--- START OF DATASET ---

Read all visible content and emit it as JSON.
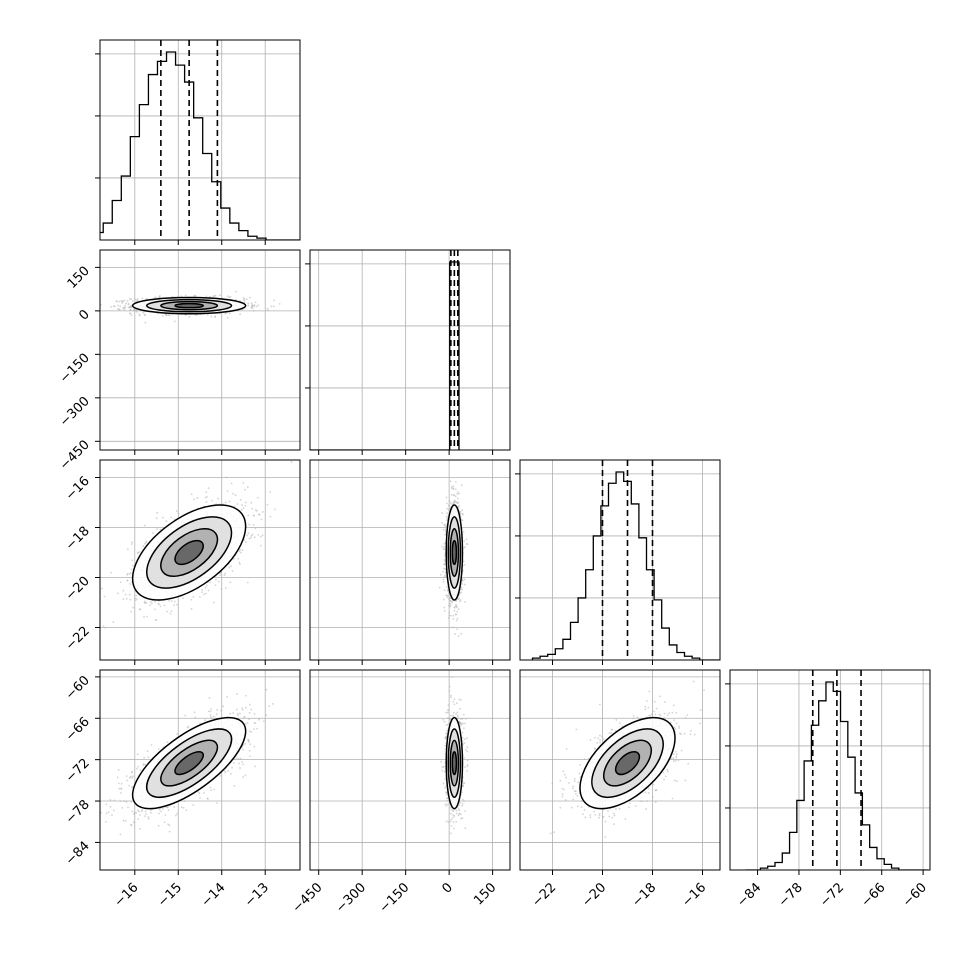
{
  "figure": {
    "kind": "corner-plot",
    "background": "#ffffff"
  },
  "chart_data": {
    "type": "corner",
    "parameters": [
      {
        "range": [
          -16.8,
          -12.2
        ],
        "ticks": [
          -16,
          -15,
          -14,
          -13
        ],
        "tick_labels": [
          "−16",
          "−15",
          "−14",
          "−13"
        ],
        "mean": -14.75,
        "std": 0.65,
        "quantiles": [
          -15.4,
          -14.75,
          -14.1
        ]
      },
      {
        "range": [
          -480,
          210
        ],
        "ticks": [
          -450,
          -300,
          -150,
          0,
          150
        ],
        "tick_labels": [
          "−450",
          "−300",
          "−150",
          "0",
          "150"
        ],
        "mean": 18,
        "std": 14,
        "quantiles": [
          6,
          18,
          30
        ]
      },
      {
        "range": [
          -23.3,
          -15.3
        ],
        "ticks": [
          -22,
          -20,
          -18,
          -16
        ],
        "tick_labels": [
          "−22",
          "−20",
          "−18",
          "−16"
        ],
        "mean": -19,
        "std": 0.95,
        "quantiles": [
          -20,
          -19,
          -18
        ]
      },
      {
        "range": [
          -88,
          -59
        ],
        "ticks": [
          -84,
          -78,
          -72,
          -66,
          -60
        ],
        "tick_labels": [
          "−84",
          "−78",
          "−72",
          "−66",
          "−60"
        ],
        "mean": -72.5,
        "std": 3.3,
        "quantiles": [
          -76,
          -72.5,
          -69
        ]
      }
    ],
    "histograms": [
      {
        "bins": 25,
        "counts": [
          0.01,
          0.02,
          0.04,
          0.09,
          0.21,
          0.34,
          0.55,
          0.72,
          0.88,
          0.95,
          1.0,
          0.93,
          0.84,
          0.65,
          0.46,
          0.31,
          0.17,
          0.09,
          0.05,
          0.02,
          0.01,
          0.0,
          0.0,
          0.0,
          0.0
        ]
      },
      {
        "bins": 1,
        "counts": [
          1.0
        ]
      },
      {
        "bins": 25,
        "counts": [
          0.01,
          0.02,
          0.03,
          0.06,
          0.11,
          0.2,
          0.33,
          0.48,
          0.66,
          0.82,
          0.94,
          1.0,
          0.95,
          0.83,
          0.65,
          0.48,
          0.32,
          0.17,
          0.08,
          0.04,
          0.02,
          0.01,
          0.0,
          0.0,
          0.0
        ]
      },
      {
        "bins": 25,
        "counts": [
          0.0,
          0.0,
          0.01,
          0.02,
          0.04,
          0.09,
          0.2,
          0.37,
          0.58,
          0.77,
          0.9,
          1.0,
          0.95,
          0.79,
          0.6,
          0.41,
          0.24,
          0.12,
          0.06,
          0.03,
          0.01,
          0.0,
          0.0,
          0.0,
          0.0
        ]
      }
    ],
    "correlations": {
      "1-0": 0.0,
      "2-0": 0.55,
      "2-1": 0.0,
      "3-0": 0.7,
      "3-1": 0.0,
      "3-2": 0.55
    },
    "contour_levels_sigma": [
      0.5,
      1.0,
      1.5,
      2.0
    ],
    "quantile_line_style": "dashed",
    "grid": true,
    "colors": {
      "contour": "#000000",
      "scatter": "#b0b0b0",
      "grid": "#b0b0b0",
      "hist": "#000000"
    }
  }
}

--- END OF DATASET ---
--- START OF DATASET ---

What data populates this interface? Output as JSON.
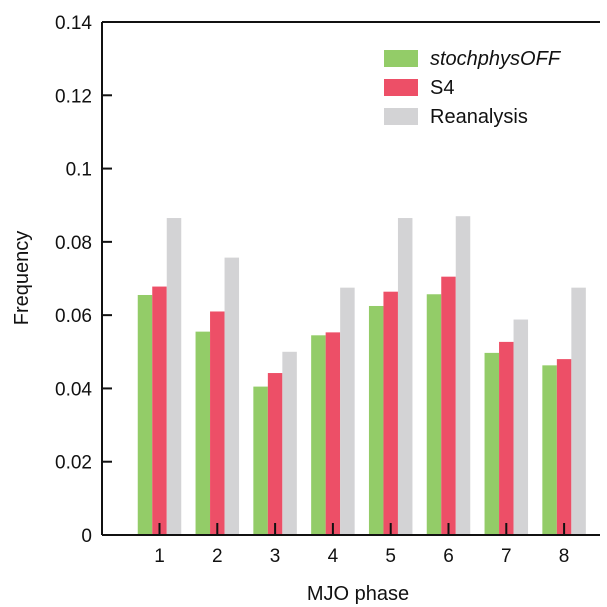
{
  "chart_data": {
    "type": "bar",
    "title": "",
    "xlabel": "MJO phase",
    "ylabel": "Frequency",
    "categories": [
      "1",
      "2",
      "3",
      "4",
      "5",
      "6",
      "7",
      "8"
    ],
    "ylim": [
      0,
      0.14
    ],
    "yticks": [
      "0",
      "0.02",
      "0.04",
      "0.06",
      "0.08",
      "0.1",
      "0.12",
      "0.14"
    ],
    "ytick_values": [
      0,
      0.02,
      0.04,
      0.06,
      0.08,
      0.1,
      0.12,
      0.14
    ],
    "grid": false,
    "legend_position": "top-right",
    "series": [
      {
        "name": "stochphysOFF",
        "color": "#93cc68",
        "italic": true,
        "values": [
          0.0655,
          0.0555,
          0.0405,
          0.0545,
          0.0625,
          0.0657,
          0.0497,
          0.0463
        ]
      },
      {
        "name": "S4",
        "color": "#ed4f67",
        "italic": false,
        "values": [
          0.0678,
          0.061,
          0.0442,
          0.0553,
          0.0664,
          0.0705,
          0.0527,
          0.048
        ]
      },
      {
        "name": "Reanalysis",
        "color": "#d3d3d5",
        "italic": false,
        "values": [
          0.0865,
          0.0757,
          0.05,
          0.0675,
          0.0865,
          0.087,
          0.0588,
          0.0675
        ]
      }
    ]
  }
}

--- END OF DATASET ---

--- AIM ---
Report all lines of the material that contain the word "name".

--- SOLUTION TO THIS TASK ---
        "name": "stochphysOFF",
        "name": "S4",
        "name": "Reanalysis",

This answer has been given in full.